Set problem 1:
Translate this sentence from the forum thread into Spanish: "Wowza, that is amazing!"
[Start Extract provided]
# Skull #2 for this year



## eVilcreations (Oct 10, 2010)

Well after #1 turned out so good, I had 1 more to do.....

I did alot more "skin" on the face of this one, and decided on 2 eyes....but used the backs instead of the front for a white out eyes look.

on the skull itself I used a cotton/latex combo this time instead of just latex....

The mouth was the last thing to do and I couldn't quite decide where I wanted to go with this one......my wife said he looked like a zombie, so I decided to go on the flesh eating bloody mouth idea...

What do you guys think?


































And the mouth detail:


----------



## Headless (Sep 4, 2011)

Awesome job.


----------



## Rahnefan (May 1, 2009)

Severely like this.


----------



## MapThePlanet (Nov 12, 2010)

Fantastic!


----------



## Dixie (Feb 18, 2009)

Wowza, that is amazing!


----------



## HalloweenZombie (Jul 22, 2007)

Creep city! Very disgusting...and that's a compliment on this forum.
[End Extract provided]
[Start Entries provided]
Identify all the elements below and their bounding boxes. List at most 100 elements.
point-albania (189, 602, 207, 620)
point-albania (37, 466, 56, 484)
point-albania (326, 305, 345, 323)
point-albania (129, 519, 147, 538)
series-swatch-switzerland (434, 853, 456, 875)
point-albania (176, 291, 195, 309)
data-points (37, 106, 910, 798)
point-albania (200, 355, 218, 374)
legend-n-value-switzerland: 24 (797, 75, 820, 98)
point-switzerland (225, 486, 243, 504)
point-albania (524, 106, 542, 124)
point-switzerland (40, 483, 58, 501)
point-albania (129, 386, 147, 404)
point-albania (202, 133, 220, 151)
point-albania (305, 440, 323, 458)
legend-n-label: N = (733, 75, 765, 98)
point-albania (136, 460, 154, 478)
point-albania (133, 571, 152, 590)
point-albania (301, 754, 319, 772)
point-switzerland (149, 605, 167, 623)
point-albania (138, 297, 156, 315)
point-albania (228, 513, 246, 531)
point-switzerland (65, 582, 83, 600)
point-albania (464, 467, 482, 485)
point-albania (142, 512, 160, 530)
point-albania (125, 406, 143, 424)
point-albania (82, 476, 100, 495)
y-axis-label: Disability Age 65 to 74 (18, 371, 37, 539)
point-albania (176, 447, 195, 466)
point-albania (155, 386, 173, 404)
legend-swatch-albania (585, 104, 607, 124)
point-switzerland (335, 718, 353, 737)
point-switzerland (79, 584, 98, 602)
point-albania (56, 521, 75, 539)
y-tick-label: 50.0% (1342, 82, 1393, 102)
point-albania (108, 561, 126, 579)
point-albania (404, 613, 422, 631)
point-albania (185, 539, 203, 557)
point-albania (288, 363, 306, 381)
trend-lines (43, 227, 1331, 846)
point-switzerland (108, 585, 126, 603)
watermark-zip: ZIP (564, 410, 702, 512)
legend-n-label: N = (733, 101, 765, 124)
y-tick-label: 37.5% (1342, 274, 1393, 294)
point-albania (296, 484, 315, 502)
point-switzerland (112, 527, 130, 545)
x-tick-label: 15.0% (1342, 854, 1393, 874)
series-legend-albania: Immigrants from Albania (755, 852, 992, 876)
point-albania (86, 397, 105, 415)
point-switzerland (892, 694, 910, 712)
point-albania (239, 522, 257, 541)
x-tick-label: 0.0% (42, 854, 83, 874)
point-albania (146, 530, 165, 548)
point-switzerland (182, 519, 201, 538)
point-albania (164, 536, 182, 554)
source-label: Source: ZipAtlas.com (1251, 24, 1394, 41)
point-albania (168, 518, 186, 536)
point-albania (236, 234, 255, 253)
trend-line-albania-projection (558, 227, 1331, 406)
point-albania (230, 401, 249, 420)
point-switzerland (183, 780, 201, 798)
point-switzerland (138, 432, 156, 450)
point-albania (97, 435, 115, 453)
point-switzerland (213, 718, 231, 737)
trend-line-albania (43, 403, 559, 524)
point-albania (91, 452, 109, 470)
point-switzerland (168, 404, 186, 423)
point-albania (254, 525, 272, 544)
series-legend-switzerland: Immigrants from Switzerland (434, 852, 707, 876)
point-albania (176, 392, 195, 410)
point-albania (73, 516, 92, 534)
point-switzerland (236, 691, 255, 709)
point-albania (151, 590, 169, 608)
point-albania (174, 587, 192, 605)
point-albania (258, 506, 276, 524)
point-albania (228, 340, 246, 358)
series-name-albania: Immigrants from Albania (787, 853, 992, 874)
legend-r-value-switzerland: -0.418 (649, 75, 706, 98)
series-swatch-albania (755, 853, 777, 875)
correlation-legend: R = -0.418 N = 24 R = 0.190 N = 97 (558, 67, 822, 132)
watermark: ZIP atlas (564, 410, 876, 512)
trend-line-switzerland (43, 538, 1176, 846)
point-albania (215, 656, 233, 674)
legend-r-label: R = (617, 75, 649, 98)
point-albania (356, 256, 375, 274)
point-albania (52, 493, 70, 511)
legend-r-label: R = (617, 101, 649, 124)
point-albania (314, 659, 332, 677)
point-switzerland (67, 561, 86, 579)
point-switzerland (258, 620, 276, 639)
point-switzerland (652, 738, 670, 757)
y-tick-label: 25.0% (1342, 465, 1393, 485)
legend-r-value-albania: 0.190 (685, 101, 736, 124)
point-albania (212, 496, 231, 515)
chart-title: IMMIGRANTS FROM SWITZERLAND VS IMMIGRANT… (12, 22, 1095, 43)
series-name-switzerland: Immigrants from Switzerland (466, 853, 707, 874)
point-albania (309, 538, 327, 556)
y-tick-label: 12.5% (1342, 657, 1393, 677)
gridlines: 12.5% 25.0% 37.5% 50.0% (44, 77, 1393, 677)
[End Entries provided]
Set problem 2:
Render the stretch of the listing from its start through the line containing "data-points (37, 106, 910, 798)" as a Markdown table with the columns No. and Text, one row per line, leaving out any blank lines.

Complete output 1:
¡Guau, eso es increíble!

Complete output 2:
| No. | Text |
|---|---|
| 1 | Identify all the elements below and their bounding boxes. List at most 100 elements. |
| 2 | point-albania (189, 602, 207, 620) |
| 3 | point-albania (37, 466, 56, 484) |
| 4 | point-albania (326, 305, 345, 323) |
| 5 | point-albania (129, 519, 147, 538) |
| 6 | series-swatch-switzerland (434, 853, 456, 875) |
| 7 | point-albania (176, 291, 195, 309) |
| 8 | data-points (37, 106, 910, 798) |